Select all lines holding the word "thick" from the entries that follow.

* Start RECORDS SUPPLIED *

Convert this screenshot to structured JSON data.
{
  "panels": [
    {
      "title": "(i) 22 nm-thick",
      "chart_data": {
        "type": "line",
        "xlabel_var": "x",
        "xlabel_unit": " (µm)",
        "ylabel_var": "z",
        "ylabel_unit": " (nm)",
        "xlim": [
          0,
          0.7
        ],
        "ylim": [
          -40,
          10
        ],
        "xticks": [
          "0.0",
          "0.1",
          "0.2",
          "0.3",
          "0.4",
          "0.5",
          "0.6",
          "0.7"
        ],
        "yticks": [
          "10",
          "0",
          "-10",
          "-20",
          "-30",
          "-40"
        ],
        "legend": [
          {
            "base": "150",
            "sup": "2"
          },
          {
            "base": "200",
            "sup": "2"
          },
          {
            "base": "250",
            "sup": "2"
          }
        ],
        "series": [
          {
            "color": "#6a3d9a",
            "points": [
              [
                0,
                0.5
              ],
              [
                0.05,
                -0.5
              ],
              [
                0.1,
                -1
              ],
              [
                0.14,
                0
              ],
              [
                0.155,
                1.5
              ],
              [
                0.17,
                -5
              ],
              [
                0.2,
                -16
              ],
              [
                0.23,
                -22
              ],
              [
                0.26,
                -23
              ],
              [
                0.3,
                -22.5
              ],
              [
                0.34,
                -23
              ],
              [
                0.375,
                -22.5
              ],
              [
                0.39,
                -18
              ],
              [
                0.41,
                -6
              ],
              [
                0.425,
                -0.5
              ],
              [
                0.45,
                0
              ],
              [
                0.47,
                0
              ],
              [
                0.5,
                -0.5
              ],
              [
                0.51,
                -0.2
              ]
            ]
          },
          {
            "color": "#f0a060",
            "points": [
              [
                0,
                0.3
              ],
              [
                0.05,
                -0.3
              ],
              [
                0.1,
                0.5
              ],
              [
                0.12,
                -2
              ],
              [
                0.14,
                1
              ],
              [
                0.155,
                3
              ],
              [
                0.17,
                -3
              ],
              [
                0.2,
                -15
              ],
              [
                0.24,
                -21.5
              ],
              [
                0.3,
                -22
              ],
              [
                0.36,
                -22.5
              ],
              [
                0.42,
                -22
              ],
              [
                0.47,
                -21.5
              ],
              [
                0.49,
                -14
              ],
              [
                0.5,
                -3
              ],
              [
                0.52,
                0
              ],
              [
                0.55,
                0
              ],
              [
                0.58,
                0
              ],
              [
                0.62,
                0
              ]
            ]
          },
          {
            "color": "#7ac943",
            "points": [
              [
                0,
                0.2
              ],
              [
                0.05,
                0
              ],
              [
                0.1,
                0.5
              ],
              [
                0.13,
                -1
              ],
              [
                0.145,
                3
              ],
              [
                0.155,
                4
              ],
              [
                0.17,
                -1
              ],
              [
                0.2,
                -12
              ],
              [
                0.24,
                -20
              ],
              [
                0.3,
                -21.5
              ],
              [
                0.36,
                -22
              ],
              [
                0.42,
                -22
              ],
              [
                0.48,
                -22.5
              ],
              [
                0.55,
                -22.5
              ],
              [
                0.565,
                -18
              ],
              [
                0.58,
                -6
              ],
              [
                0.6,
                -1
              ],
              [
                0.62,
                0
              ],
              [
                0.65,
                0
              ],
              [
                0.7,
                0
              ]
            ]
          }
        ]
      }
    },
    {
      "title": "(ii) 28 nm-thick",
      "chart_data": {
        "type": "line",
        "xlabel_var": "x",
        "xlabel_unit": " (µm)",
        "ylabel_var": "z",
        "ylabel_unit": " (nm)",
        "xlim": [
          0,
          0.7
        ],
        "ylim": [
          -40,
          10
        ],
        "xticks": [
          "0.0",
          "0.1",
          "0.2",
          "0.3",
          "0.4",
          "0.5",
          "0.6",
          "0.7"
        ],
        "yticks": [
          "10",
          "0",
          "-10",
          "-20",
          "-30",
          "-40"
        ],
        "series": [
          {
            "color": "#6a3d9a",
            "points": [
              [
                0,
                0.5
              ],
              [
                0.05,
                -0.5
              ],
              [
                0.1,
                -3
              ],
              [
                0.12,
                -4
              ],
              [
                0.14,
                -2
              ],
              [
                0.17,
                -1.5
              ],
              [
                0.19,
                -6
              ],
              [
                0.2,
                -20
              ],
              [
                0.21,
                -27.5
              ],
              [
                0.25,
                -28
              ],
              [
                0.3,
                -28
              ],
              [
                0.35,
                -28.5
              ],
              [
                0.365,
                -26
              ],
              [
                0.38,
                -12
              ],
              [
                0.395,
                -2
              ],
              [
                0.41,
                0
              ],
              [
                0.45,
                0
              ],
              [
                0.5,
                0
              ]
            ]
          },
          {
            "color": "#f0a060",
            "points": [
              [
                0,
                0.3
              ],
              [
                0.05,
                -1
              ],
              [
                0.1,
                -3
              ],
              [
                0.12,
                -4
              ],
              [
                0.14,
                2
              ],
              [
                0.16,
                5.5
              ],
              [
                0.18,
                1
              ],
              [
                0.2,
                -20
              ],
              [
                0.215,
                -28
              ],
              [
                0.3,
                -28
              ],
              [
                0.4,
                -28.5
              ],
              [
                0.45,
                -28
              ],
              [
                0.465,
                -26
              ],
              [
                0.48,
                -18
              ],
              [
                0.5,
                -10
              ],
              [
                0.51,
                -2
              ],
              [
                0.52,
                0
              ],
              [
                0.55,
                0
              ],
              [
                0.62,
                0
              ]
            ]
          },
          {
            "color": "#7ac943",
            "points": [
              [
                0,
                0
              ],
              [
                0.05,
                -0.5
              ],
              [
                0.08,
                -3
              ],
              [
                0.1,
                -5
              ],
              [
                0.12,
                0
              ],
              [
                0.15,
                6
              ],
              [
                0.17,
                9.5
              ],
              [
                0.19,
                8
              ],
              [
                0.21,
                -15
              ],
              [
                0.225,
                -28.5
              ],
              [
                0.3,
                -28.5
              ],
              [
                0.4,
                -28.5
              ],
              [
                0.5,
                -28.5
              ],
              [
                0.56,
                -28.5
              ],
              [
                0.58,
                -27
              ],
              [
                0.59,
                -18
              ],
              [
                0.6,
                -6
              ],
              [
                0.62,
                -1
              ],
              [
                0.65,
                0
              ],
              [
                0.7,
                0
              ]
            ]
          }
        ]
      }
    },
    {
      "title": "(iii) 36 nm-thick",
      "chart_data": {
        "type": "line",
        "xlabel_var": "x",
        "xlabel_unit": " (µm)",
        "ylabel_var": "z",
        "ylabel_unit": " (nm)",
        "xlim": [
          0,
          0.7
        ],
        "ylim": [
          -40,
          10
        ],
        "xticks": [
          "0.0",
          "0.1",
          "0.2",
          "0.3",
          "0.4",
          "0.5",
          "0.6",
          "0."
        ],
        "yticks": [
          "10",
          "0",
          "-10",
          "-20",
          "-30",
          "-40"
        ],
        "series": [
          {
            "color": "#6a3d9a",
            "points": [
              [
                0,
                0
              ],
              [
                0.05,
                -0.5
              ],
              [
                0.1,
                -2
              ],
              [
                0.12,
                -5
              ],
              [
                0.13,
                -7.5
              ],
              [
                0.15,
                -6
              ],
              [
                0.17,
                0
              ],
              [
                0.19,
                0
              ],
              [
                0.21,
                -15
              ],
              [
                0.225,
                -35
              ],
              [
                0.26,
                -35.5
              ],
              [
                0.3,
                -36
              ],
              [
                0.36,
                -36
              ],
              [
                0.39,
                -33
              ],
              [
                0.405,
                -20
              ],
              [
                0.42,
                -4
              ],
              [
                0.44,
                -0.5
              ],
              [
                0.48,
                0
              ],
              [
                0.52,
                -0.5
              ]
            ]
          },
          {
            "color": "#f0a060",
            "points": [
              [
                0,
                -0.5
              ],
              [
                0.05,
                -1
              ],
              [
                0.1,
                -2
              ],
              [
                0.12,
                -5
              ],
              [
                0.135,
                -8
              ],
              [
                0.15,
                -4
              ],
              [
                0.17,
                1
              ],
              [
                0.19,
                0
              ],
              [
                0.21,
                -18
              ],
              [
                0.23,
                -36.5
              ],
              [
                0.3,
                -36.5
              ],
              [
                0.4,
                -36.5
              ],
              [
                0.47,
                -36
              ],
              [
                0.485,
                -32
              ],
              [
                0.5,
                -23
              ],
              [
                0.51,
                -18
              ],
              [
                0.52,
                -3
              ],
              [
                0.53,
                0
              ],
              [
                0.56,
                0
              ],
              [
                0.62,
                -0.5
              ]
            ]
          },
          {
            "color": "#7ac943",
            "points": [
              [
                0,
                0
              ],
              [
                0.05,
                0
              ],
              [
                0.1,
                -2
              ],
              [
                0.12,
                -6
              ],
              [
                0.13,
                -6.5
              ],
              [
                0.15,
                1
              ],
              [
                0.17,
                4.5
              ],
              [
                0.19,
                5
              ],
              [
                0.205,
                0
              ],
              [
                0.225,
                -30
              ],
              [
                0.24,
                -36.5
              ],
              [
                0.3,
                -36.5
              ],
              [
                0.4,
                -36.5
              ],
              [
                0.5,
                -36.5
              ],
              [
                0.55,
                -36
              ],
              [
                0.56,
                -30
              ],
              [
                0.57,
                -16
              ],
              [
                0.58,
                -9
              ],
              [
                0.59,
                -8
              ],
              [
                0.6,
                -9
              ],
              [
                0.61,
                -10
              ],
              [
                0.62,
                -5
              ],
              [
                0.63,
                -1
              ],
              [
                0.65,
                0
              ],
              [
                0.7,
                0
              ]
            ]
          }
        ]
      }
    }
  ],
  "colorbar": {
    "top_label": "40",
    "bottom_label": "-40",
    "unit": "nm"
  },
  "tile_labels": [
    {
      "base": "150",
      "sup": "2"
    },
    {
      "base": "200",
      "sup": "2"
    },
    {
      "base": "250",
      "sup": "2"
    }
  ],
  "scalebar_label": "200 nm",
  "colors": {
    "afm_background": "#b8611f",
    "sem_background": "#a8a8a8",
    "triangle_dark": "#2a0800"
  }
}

* End RECORDS SUPPLIED *

#### FULL RESPONSE:
      "title": "(i) 22 nm-thick",
      "title": "(ii) 28 nm-thick",
      "title": "(iii) 36 nm-thick",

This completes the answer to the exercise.